## GOAL
Set the listing down again exactly, please, apart from its pictures.
* start DATASET ROWS *
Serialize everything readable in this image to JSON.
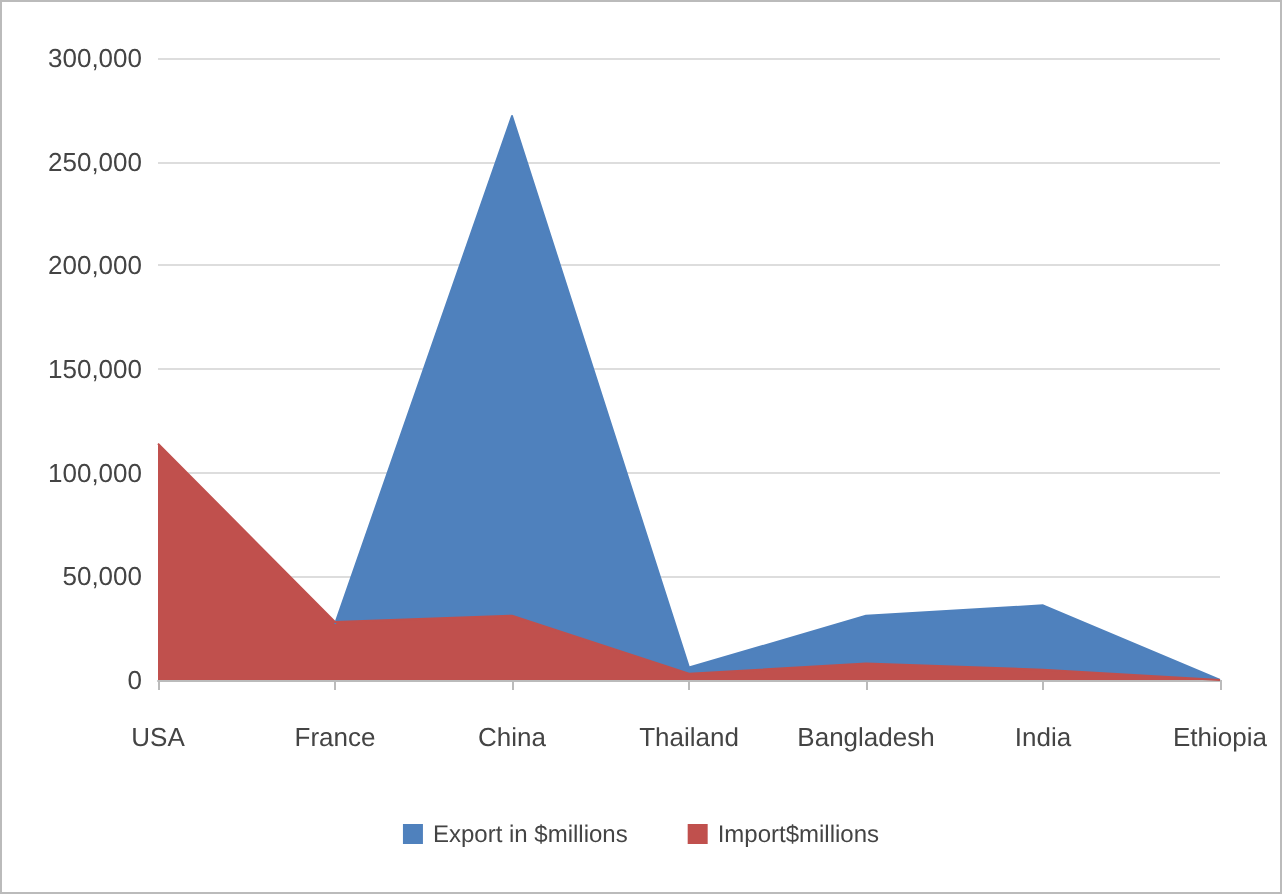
{
  "chart_data": {
    "type": "area",
    "categories": [
      "USA",
      "France",
      "China",
      "Thailand",
      "Bangladesh",
      "India",
      "Ethiopia"
    ],
    "series": [
      {
        "name": "Export in $millions",
        "color": "#4f81bd",
        "values": [
          null,
          27000,
          272000,
          6000,
          31000,
          36000,
          0
        ]
      },
      {
        "name": "Import$millions",
        "color": "#c0504d",
        "values": [
          114000,
          28000,
          31000,
          3000,
          8000,
          5000,
          0
        ]
      }
    ],
    "ylim": [
      0,
      300000
    ],
    "yticks": [
      0,
      {
        "value": 50000,
        "label": "50,000"
      },
      {
        "value": 100000,
        "label": "100,000"
      },
      {
        "value": 150000,
        "label": "150,000"
      },
      {
        "value": 200000,
        "label": "200,000"
      },
      {
        "value": 250000,
        "label": "250,000"
      },
      {
        "value": 300000,
        "label": "300,000"
      }
    ],
    "grid": "y",
    "legend": "bottom",
    "marker": "none"
  }
}
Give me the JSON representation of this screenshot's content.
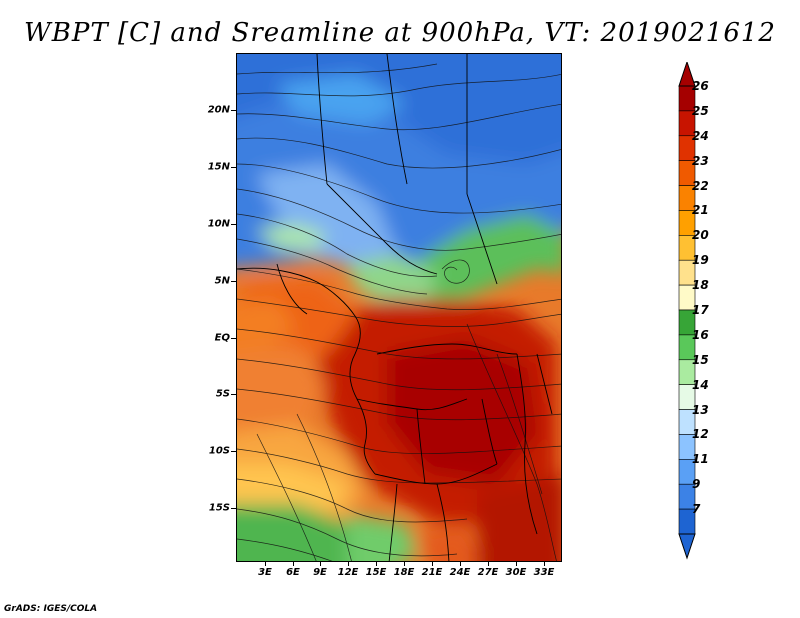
{
  "title": "WBPT [C] and Sreamline at 900hPa, VT: 2019021612",
  "credit": "GrADS: IGES/COLA",
  "lat_labels": [
    "20N",
    "15N",
    "10N",
    "5N",
    "EQ",
    "5S",
    "10S",
    "15S"
  ],
  "lon_labels": [
    "3E",
    "6E",
    "9E",
    "12E",
    "15E",
    "18E",
    "21E",
    "24E",
    "27E",
    "30E",
    "33E"
  ],
  "colorbar": {
    "labels": [
      "26",
      "25",
      "24",
      "23",
      "22",
      "21",
      "20",
      "19",
      "18",
      "17",
      "16",
      "15",
      "14",
      "13",
      "12",
      "11",
      "9",
      "7"
    ],
    "colors": [
      "#a50000",
      "#c81400",
      "#e03200",
      "#f05a00",
      "#fa8200",
      "#ffa000",
      "#ffc032",
      "#ffe18c",
      "#fffac8",
      "#37a537",
      "#5ac85a",
      "#aaeba0",
      "#e6fae6",
      "#bee1ff",
      "#8cc3ff",
      "#5aa0f5",
      "#3c82e6",
      "#1e64d2"
    ],
    "over_color": "#a50000",
    "under_color": "#1e64d2"
  },
  "map": {
    "lon_range": [
      0,
      35
    ],
    "lat_range": [
      -20,
      25
    ],
    "field": "wet-bulb potential temperature",
    "overlay": "streamlines"
  }
}
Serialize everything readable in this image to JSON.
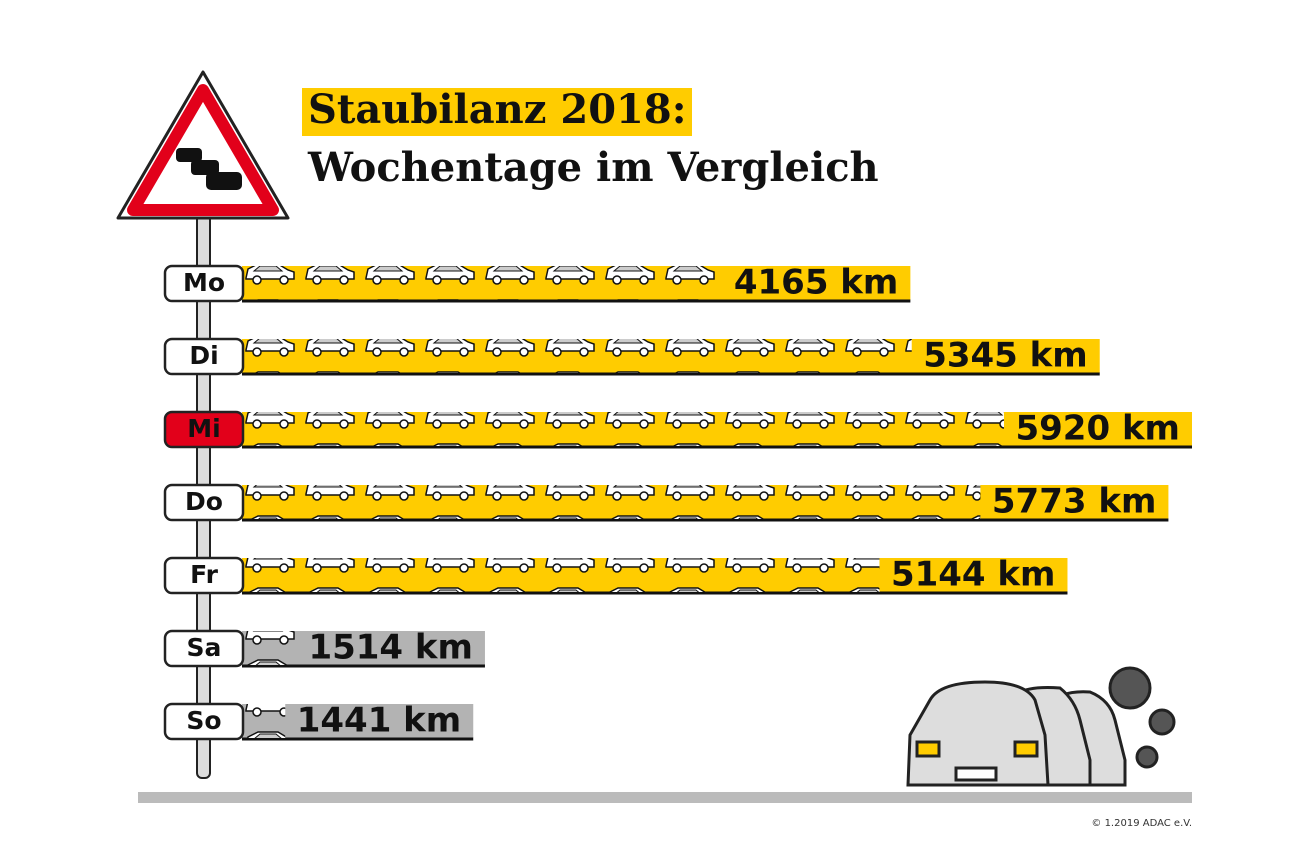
{
  "chart_data": {
    "type": "bar",
    "orientation": "horizontal",
    "title": "Staubilanz 2018:",
    "subtitle": "Wochentage im Vergleich",
    "categories": [
      "Mo",
      "Di",
      "Mi",
      "Do",
      "Fr",
      "Sa",
      "So"
    ],
    "values": [
      4165,
      5345,
      5920,
      5773,
      5144,
      1514,
      1441
    ],
    "value_labels": [
      "4165 km",
      "5345 km",
      "5920 km",
      "5773 km",
      "5144 km",
      "1514 km",
      "1441 km"
    ],
    "colors": [
      "#ffcc00",
      "#ffcc00",
      "#ffcc00",
      "#ffcc00",
      "#ffcc00",
      "#b3b3b3",
      "#b3b3b3"
    ],
    "label_fills": [
      "#ffffff",
      "#ffffff",
      "#e2001a",
      "#ffffff",
      "#ffffff",
      "#ffffff",
      "#ffffff"
    ],
    "copyright": "© 1.2019 ADAC e.V."
  }
}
* end DATASET ROWS *
## ANSWER IN FULL
Serialize everything readable in this image to JSON.
{
  "chart_data": {
    "type": "area",
    "categories": [
      "USA",
      "France",
      "China",
      "Thailand",
      "Bangladesh",
      "India",
      "Ethiopia"
    ],
    "series": [
      {
        "name": "Export in $millions",
        "color": "#4f81bd",
        "values": [
          null,
          27000,
          272000,
          6000,
          31000,
          36000,
          0
        ]
      },
      {
        "name": "Import$millions",
        "color": "#c0504d",
        "values": [
          114000,
          28000,
          31000,
          3000,
          8000,
          5000,
          0
        ]
      }
    ],
    "ylim": [
      0,
      300000
    ],
    "yticks": [
      0,
      {
        "value": 50000,
        "label": "50,000"
      },
      {
        "value": 100000,
        "label": "100,000"
      },
      {
        "value": 150000,
        "label": "150,000"
      },
      {
        "value": 200000,
        "label": "200,000"
      },
      {
        "value": 250000,
        "label": "250,000"
      },
      {
        "value": 300000,
        "label": "300,000"
      }
    ],
    "grid": "y",
    "legend": "bottom",
    "marker": "none"
  }
}
Give me the JSON representation of this screenshot's content.
{
  "title": "WBPT [C] and Sreamline at 900hPa, VT: 2019021612",
  "credit": "GrADS: IGES/COLA",
  "lat_labels": [
    "20N",
    "15N",
    "10N",
    "5N",
    "EQ",
    "5S",
    "10S",
    "15S"
  ],
  "lon_labels": [
    "3E",
    "6E",
    "9E",
    "12E",
    "15E",
    "18E",
    "21E",
    "24E",
    "27E",
    "30E",
    "33E"
  ],
  "colorbar": {
    "labels": [
      "26",
      "25",
      "24",
      "23",
      "22",
      "21",
      "20",
      "19",
      "18",
      "17",
      "16",
      "15",
      "14",
      "13",
      "12",
      "11",
      "9",
      "7"
    ],
    "colors": [
      "#a50000",
      "#c81400",
      "#e03200",
      "#f05a00",
      "#fa8200",
      "#ffa000",
      "#ffc032",
      "#ffe18c",
      "#fffac8",
      "#37a537",
      "#5ac85a",
      "#aaeba0",
      "#e6fae6",
      "#bee1ff",
      "#8cc3ff",
      "#5aa0f5",
      "#3c82e6",
      "#1e64d2"
    ],
    "over_color": "#a50000",
    "under_color": "#1e64d2"
  },
  "map": {
    "lon_range": [
      0,
      35
    ],
    "lat_range": [
      -20,
      25
    ],
    "field": "wet-bulb potential temperature",
    "overlay": "streamlines"
  }
}
Serialize everything readable in this image to JSON.
{
  "chart_data": {
    "type": "bar",
    "orientation": "horizontal",
    "title": "Staubilanz 2018:",
    "subtitle": "Wochentage im Vergleich",
    "categories": [
      "Mo",
      "Di",
      "Mi",
      "Do",
      "Fr",
      "Sa",
      "So"
    ],
    "values": [
      4165,
      5345,
      5920,
      5773,
      5144,
      1514,
      1441
    ],
    "value_labels": [
      "4165 km",
      "5345 km",
      "5920 km",
      "5773 km",
      "5144 km",
      "1514 km",
      "1441 km"
    ],
    "colors": [
      "#ffcc00",
      "#ffcc00",
      "#ffcc00",
      "#ffcc00",
      "#ffcc00",
      "#b3b3b3",
      "#b3b3b3"
    ],
    "label_fills": [
      "#ffffff",
      "#ffffff",
      "#e2001a",
      "#ffffff",
      "#ffffff",
      "#ffffff",
      "#ffffff"
    ],
    "copyright": "© 1.2019 ADAC e.V."
  }
}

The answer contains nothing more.